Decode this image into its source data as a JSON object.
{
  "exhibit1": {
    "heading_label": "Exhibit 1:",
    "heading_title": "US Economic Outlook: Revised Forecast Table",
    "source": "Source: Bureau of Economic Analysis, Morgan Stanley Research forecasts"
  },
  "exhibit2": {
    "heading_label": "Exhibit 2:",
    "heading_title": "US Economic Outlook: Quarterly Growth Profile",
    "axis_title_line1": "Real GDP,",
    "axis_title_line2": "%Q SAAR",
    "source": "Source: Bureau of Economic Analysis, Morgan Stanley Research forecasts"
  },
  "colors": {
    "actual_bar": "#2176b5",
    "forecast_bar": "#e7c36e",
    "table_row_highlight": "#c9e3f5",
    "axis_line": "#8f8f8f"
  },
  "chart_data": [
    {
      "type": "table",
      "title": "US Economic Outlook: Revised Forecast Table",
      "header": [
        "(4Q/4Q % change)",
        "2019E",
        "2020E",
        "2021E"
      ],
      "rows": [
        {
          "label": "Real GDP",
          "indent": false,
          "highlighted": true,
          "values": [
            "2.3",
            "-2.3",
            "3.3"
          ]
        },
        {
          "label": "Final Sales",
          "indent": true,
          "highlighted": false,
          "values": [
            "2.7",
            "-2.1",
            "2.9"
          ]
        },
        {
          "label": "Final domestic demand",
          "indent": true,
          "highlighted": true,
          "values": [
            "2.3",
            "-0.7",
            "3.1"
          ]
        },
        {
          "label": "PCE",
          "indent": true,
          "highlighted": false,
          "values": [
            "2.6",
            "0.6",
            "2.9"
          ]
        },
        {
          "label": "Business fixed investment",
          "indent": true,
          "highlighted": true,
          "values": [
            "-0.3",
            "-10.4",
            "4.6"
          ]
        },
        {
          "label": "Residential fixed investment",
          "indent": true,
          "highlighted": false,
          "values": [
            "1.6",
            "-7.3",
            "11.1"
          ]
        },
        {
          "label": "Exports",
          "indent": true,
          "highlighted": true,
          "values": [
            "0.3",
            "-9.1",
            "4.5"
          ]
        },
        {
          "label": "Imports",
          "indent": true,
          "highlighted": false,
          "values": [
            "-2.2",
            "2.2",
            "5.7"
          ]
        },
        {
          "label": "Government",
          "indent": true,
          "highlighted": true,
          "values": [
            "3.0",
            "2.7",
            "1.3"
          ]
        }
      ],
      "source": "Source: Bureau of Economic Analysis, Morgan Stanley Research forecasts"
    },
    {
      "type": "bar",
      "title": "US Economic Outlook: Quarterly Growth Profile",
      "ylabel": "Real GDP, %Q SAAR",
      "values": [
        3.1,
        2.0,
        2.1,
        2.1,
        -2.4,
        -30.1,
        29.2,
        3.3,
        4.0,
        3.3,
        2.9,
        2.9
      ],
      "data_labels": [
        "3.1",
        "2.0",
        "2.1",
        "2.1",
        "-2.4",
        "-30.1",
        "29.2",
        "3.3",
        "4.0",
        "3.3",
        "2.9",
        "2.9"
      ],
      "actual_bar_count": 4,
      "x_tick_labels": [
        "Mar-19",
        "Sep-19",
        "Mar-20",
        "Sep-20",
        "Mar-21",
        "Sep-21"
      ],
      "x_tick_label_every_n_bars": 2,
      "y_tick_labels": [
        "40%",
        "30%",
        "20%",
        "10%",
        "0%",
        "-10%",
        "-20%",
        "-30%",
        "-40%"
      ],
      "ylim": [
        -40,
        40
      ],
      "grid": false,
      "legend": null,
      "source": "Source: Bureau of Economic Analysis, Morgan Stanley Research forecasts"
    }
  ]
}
---+---
- WHAT IS EXPECTED:
Only a number is wanted: how many lines contain the word "Growth"?

- RESPONSE TO THE EXERCISE:
2